:: TEXTE EXTRAIT ::

Le point de départ : la dimension culturelle dans la formation initiale

La formation du salésien ne se limite pas aux études ni ne se mesure à la seule capacité intellectuelle. Je ne voudrais donc pas que mon insistance sur le devoir de la culture s'interprète comme un critère de sélection, basé sur des quotients d'intelligence spéculative. Nous savons que toute capacité, et en particulier la capacité de cœur et de don de soi, trouve place dans la communauté et la mission salésiennes. Mais l'importance qu'accorde notre Ratio à la nécessité d'une sérieuse préparation culturelle est unique : elle s'inspire de l'histoire de la Congrégation et trouve un bon appui dans les orientations plus récentes de l'Eglise.

Le salésien - et cela ne vaut pas seulement pour les jeunes confrères - ne peut se passer d'une compréhension de la vie qui conduit à un choix de vocation solidement motivé et qui aide à vivre avec une conscience toujours plus profonde, sans réduction ni complexe, son identité personnelle et sa signification humaine. Il est réel le risque de s'égarer devant les courants de pensée ou de se réfugier dans des modèles de comportement et des formes d'expression désormais dépassés. Isolée, dans ce cas, de la vie et de la culture, notre vocation ne pourrait plus être un ferment ni un défi, mais se réduirait à un choix subjectif.

:::

ÉNONCÉ: Dans le texte sur la formation du salésien, relevez tout ce devant quoi le salésien risque de s'égarer ou dans quoi il risque de se réfugier.

:: DONNÉES AFFICHÉES ::

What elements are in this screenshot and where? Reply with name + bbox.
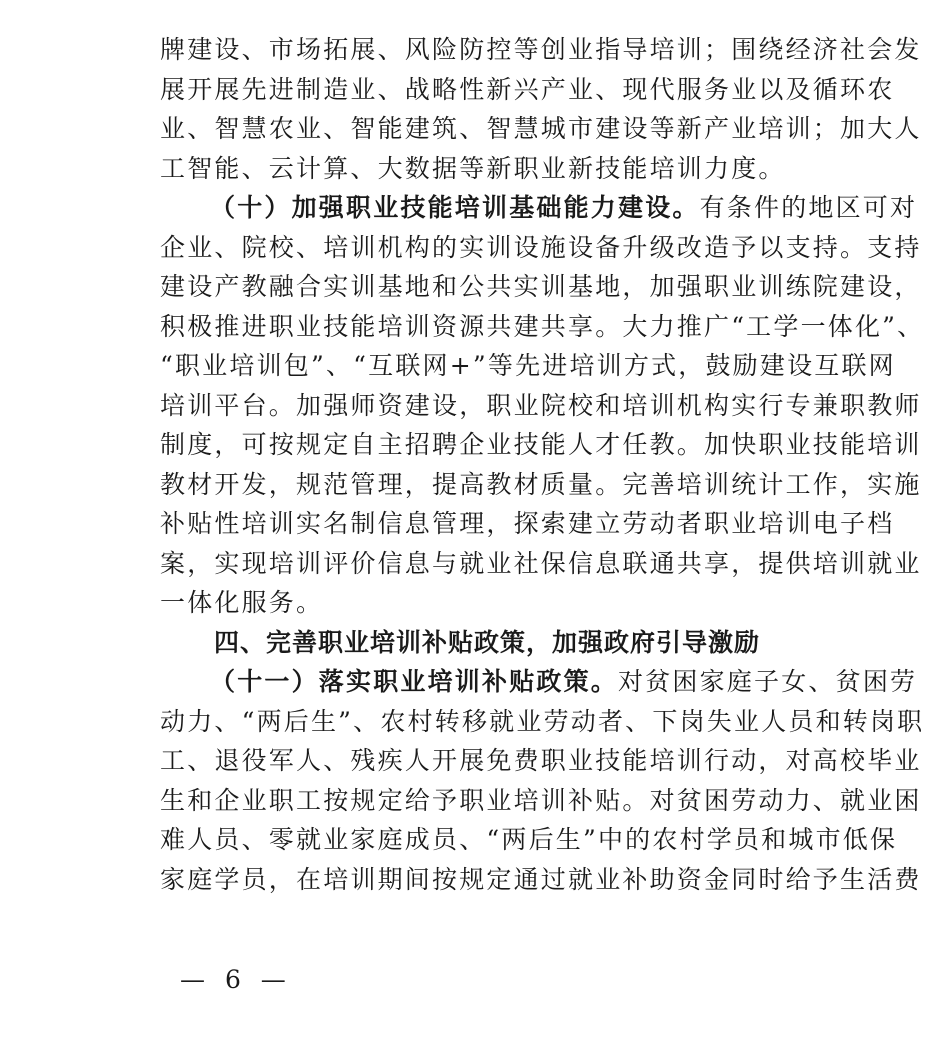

:::

CORRIGÉ:
- Les courants de pensée (risque de s'égarer devant eux)
- Des modèles de comportement désormais dépassés (risque de s'y réfugier)
- Des formes d'expression désormais dépassées (risque de s'y réfugier)